> _DÉFIS À RELEVER_:
a – D'après le texte sur les tomates bleues, quelle expression préfère-t-on employer chez Kokopelli ?
b – Reproduisez fidèlement le passage du texte sur les tomates bleues qui débute aux mots « J'adore cultiver (et » et s'achève après « le pays d'origine. ».

> _EXTRAIT DU TEXTE_:

+++

Dancing with the smurfs : une histoire de tomates "bleues".
J'adore cultiver (et manger) des légumes. J'aime qu'ils soient un peu spéciaux et je suis aussi fascinée par leur histoire. Ce n'est pas toujours facile de trouver des informations à ce sujet : la plupart des sites se contentent d'une description de type "forme, couleur, taille, goût" avec, parfois, un petit mot sur le pays d'origine.
Aujourd'hui je vous propose d'entrer dans le monde des "tomates bleues" avec
Aucun doute, sa couleur est inhabituelle et provoque l'intérêt de tous ceux qui la découvrent. De là à parler de "tomate bleue", il y a un pas. Chez Kokopelli on préfère employer l'expression "tomate indigo", ce qui est bien plus proche de la réalité.
Depuis cinq ans, la famille des "tomates bleues" dont fait partie dancing with the smurfs ne cesse de s'agrandir.
Ce qui caractérise toutes ces variétés de tomates, c'est la présence dans leurs fruits de pigments très courants dans le monde végétal : les anthocyanes. Ce sont eux qui donnent leur couleur mauve aux choux...rouges, aux myrtilles et aux raisins, pour ne citer qu'eux. Mais il n'y en a pas dans les tomates. Enfin, pas dans celles qu'on mangeait... jusqu'au début du 21e siècle (voir les explications un peu plus loin1).

+++

> _DONNÉES FOURNIES_:
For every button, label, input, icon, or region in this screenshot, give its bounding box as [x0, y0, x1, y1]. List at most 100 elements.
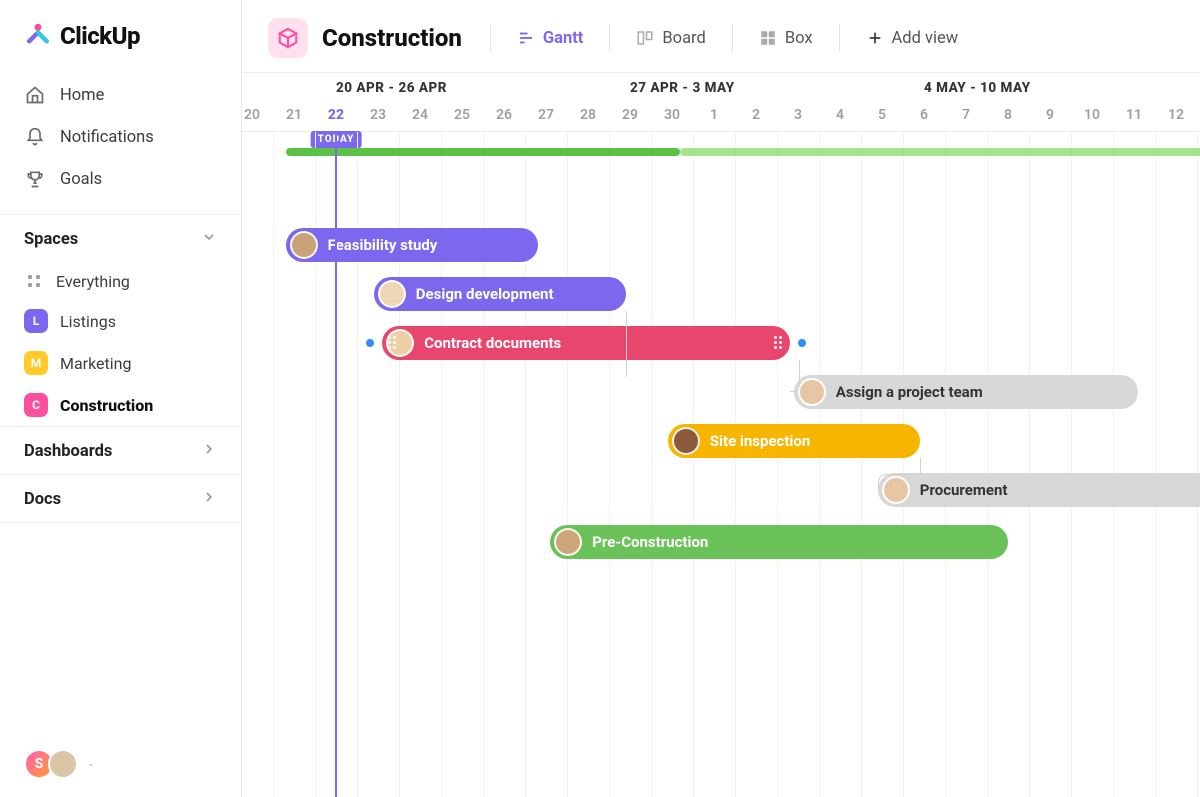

+++

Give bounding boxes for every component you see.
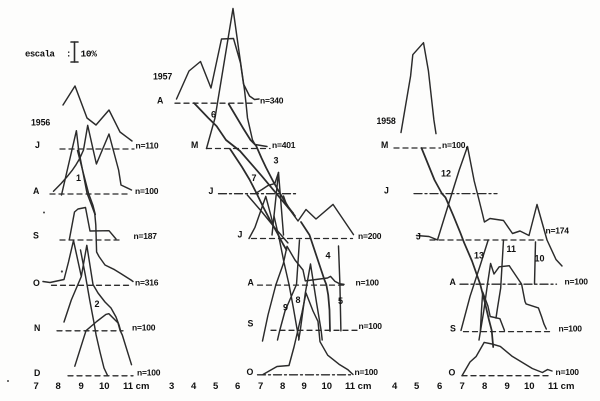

+++

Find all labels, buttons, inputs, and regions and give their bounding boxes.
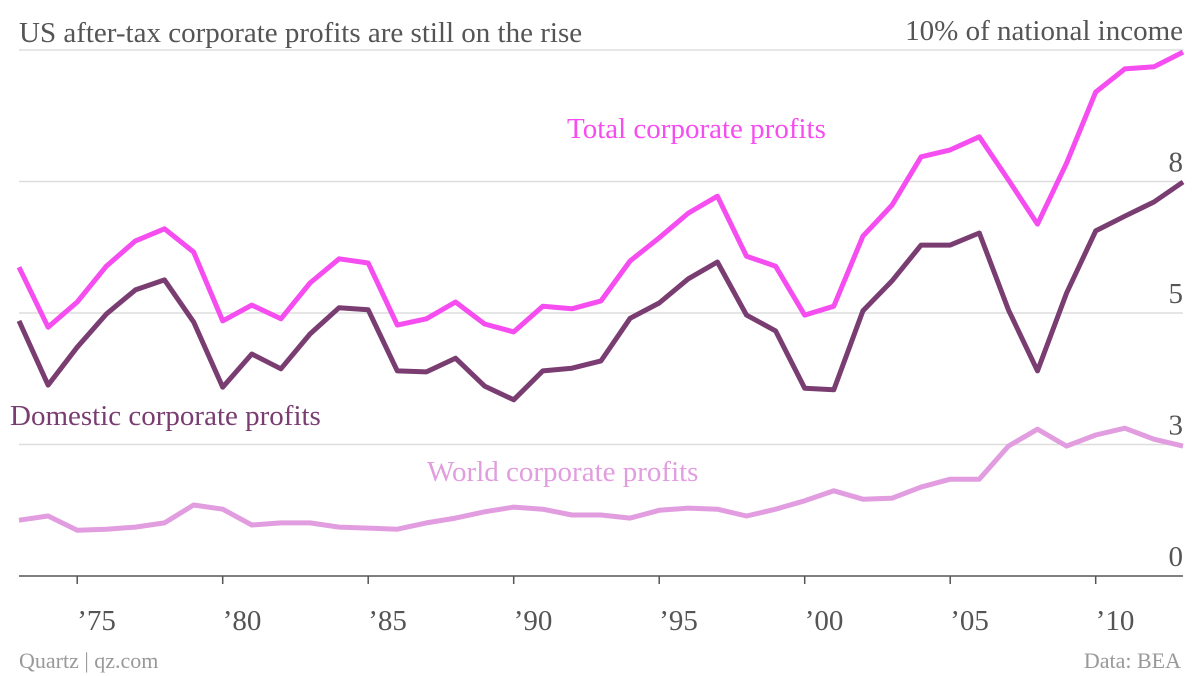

+++

> _RÉPONSES ATTENDUES_:
a – L'expression « tomate indigo ».

b –
J'adore cultiver (et manger) des légumes. J'aime qu'ils soient un peu spéciaux et je suis aussi fascinée par leur histoire. Ce n'est pas toujours facile de trouver des informations à ce sujet : la plupart des sites se contentent d'une description de type "forme, couleur, taille, goût" avec, parfois, un petit mot sur le pays d'origine.